Dataset extract:
>>>>>
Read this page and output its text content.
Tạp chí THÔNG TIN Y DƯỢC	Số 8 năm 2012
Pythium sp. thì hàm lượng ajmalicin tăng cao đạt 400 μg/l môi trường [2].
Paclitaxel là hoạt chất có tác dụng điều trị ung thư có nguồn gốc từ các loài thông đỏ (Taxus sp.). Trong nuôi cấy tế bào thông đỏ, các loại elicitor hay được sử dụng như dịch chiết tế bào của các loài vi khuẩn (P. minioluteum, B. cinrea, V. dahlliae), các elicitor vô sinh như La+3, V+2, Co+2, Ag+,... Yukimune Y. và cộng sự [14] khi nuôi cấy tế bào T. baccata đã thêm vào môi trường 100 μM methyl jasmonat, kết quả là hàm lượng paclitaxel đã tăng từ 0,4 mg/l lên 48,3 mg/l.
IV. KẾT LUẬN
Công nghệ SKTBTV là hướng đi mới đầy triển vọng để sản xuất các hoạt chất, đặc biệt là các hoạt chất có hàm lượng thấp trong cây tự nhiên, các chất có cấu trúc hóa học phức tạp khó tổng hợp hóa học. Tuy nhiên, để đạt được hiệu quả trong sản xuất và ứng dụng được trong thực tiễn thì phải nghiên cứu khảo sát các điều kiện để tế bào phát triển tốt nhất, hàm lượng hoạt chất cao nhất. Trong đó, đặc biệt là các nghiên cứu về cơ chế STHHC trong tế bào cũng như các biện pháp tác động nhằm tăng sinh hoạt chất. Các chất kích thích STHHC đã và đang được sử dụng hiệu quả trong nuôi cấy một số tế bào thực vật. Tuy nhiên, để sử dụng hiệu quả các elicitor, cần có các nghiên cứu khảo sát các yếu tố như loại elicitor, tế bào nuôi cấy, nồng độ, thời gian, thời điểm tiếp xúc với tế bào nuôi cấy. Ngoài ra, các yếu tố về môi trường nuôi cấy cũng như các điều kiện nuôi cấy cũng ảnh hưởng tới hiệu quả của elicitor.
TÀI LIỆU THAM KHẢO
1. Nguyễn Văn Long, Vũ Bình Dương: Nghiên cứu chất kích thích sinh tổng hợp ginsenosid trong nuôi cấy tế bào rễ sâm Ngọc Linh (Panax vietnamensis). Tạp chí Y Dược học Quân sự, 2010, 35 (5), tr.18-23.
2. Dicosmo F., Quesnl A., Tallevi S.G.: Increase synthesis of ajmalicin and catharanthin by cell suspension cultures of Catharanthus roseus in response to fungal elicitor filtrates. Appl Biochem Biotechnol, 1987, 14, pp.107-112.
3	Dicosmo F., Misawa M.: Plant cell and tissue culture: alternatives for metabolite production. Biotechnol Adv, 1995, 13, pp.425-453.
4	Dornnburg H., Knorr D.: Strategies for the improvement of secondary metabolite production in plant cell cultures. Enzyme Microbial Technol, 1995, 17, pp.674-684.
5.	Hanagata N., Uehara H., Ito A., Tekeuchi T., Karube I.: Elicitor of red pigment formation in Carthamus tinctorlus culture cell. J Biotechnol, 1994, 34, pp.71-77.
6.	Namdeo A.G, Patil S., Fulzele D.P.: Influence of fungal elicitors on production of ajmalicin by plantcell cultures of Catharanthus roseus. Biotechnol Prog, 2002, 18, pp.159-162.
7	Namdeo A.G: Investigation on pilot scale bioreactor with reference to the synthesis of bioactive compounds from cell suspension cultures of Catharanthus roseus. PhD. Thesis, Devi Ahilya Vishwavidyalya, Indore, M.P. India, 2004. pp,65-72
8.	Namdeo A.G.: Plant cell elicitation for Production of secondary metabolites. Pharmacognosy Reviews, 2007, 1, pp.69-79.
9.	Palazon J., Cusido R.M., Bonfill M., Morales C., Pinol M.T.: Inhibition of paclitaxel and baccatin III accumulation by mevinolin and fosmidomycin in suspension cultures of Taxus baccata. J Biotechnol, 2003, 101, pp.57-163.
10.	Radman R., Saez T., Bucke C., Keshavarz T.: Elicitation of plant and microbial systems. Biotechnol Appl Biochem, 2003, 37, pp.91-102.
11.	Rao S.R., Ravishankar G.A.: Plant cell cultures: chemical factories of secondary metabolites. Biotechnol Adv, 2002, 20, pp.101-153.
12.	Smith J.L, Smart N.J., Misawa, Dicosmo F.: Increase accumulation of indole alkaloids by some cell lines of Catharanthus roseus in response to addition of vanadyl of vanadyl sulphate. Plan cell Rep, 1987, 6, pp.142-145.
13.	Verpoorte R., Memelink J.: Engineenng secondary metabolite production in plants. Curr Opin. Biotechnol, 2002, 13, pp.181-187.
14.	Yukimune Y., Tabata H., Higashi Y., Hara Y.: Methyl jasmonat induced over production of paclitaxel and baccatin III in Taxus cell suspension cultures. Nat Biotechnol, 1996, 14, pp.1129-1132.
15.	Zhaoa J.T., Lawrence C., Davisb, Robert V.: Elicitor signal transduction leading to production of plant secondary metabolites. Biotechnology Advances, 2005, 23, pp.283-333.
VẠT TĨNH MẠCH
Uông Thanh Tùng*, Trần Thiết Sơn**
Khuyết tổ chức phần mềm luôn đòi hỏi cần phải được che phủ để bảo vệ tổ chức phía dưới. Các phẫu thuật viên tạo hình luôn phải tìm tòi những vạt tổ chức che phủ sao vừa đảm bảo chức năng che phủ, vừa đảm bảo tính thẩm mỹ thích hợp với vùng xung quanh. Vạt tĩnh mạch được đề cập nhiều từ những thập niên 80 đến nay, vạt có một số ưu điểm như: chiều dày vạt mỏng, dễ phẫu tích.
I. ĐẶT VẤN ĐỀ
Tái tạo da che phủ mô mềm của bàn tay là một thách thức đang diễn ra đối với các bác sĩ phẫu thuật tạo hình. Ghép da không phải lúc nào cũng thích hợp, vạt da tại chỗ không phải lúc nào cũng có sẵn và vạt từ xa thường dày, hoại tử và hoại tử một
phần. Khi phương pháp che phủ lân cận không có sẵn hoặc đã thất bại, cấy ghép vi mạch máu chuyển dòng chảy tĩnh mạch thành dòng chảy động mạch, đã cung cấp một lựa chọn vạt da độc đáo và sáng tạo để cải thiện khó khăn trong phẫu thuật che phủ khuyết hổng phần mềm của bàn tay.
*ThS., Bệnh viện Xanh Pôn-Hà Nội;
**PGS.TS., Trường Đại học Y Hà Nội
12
<<<<<
Prompt:
Where a line of the data contains "Dicosmo", copy that line.

Output for this task:
2. Dicosmo F., Quesnl A., Tallevi S.G.: Increase synthesis of ajmalicin and catharanthin by cell suspension cultures of Catharanthus roseus in response to fungal elicitor filtrates. Appl Biochem Biotechnol, 1987, 14, pp.107-112.
3	Dicosmo F., Misawa M.: Plant cell and tissue culture: alternatives for metabolite production. Biotechnol Adv, 1995, 13, pp.425-453.
12.	Smith J.L, Smart N.J., Misawa, Dicosmo F.: Increase accumulation of indole alkaloids by some cell lines of Catharanthus roseus in response to addition of vanadyl of vanadyl sulphate. Plan cell Rep, 1987, 6, pp.142-145.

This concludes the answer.